Brief: Copy every line from the material below that holds "JSON".

Record excerpts:
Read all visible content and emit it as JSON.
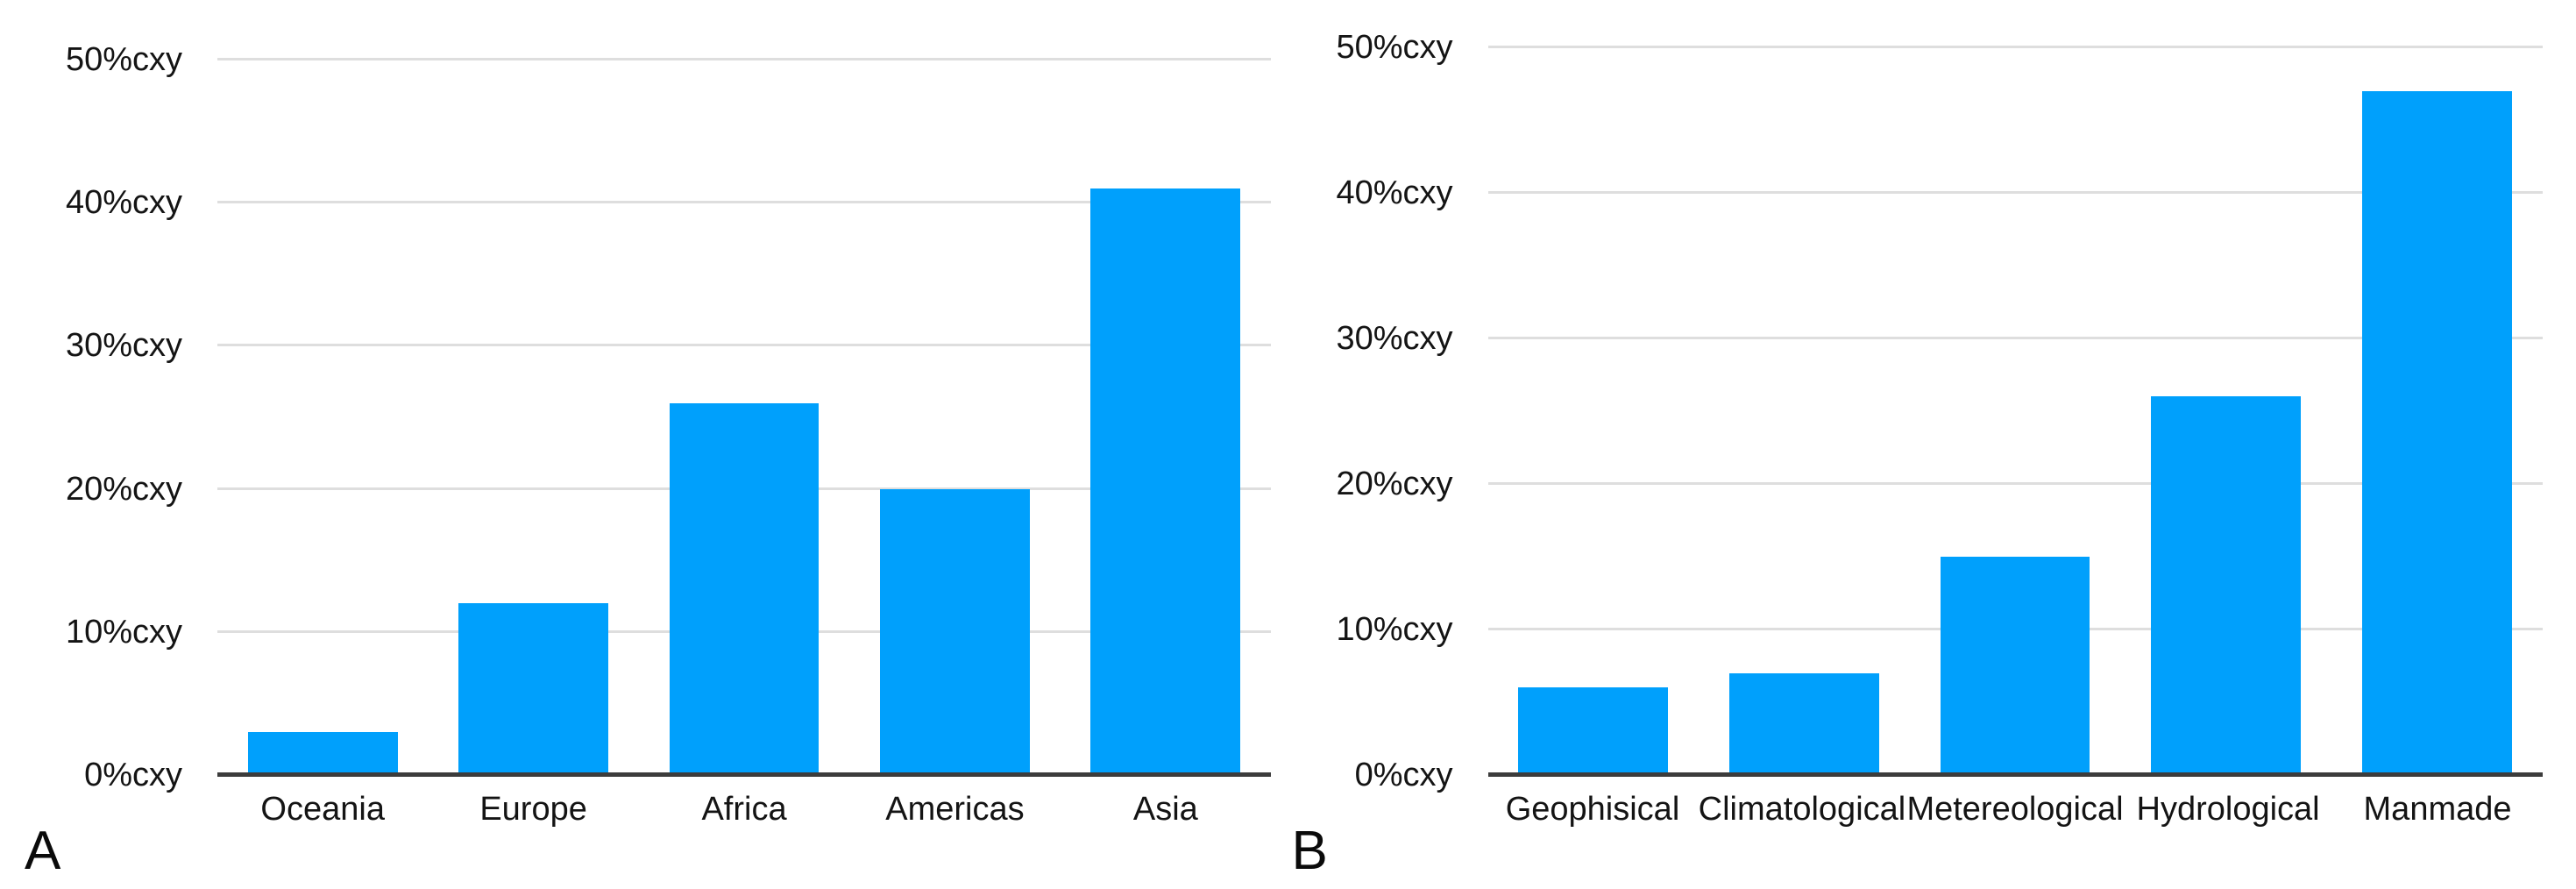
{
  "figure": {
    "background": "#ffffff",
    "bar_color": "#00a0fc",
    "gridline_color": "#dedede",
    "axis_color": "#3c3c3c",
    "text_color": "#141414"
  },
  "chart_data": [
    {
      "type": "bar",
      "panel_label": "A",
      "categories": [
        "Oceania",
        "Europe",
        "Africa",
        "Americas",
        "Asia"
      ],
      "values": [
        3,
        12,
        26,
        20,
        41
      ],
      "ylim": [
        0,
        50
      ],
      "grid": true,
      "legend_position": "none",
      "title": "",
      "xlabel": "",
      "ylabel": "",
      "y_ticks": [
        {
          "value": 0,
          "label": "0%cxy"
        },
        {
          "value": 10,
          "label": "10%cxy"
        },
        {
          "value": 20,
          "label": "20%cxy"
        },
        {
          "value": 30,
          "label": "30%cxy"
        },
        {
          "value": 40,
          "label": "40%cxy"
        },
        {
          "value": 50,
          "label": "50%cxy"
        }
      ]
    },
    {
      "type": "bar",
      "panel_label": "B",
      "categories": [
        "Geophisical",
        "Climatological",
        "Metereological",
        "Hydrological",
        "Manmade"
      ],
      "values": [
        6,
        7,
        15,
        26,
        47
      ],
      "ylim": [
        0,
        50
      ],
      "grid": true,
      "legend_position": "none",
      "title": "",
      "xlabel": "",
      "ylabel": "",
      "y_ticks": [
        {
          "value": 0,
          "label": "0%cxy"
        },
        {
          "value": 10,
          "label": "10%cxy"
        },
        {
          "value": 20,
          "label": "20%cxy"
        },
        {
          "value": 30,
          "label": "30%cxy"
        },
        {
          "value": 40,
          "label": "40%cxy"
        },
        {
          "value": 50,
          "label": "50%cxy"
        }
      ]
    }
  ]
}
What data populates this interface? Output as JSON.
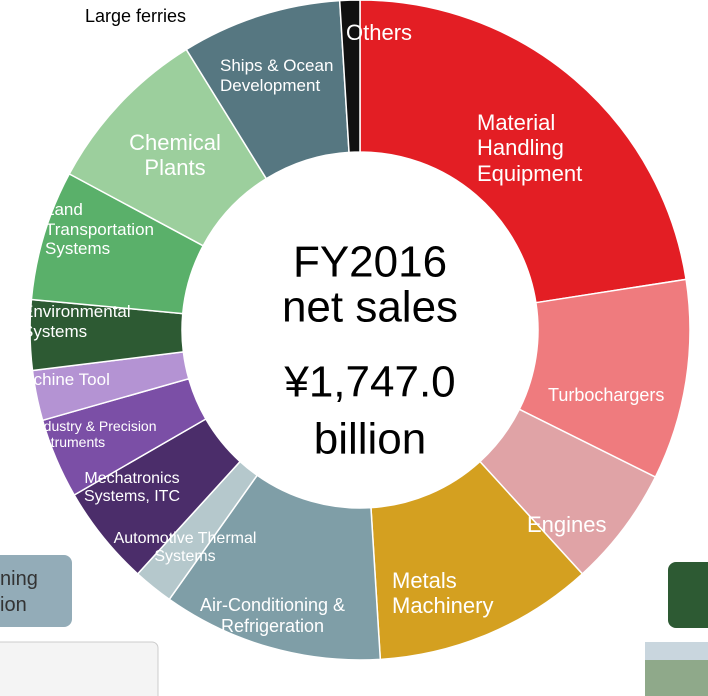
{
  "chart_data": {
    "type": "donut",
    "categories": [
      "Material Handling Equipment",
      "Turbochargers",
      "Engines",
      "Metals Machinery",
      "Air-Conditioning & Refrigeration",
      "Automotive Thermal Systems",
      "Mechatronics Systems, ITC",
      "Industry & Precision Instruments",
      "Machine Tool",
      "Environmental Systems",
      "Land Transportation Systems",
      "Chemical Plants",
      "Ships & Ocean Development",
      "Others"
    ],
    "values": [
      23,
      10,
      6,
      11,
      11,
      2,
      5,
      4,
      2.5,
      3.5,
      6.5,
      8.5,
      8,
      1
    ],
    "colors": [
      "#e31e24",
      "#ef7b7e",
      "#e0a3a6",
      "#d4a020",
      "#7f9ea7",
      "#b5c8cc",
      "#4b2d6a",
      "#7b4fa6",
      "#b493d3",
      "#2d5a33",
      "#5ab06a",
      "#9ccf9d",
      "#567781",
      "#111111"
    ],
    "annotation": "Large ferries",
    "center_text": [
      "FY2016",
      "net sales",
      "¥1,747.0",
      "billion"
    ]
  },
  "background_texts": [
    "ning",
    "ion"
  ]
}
...
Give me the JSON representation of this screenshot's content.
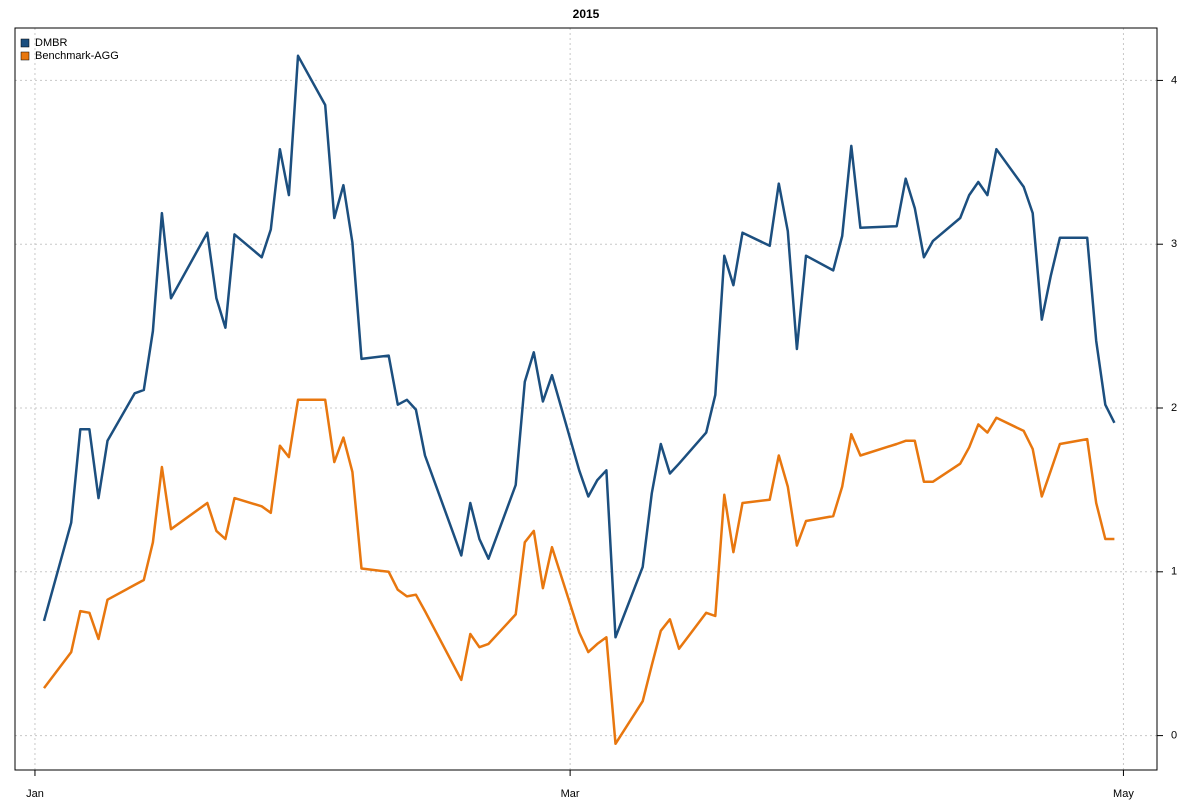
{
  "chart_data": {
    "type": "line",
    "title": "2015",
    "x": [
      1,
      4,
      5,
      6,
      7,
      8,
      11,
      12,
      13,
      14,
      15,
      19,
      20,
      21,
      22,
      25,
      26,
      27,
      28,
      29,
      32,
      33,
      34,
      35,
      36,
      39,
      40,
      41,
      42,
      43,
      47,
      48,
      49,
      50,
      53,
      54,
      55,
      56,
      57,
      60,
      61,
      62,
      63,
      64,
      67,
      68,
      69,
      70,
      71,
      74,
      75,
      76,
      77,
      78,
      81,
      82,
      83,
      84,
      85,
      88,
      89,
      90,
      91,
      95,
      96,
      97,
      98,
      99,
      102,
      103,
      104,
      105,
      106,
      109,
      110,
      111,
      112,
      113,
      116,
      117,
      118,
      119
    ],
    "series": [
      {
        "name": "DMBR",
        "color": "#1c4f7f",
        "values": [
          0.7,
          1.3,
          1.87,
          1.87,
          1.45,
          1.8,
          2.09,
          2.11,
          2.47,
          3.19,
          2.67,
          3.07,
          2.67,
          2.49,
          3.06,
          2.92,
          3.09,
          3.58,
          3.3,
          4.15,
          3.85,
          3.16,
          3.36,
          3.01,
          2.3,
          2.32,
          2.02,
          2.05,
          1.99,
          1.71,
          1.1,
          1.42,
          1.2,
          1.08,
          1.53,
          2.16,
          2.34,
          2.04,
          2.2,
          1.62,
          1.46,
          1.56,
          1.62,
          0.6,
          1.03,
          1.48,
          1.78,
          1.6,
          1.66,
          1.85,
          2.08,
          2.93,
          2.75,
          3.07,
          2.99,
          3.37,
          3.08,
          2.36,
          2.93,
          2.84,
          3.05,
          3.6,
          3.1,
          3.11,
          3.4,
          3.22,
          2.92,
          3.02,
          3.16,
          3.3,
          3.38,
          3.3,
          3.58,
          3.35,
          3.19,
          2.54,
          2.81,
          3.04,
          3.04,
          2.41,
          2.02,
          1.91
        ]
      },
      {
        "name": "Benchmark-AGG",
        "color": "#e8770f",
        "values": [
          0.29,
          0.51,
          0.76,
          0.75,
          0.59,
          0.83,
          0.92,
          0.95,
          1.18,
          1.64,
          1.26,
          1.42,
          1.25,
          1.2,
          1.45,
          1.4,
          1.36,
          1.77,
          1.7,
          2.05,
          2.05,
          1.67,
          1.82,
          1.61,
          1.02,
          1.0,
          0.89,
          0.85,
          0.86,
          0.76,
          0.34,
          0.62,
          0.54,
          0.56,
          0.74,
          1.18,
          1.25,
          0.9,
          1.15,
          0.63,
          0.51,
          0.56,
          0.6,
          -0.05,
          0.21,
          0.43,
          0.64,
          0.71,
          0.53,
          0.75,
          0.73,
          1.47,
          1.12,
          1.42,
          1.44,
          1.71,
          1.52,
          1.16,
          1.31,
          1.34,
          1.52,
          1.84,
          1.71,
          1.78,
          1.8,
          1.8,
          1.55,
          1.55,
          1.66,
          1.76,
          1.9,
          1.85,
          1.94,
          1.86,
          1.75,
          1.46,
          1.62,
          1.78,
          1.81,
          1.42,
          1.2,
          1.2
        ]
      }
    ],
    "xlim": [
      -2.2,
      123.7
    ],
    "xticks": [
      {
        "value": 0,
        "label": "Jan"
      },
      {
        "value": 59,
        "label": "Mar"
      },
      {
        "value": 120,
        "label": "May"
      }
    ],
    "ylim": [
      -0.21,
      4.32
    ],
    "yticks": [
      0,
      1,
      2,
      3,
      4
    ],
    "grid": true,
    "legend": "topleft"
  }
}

Worked solution:
Read all visible content and emit it as JSON.
What data populates this interface? Output as JSON.
Give me the JSON representation of this screenshot's content.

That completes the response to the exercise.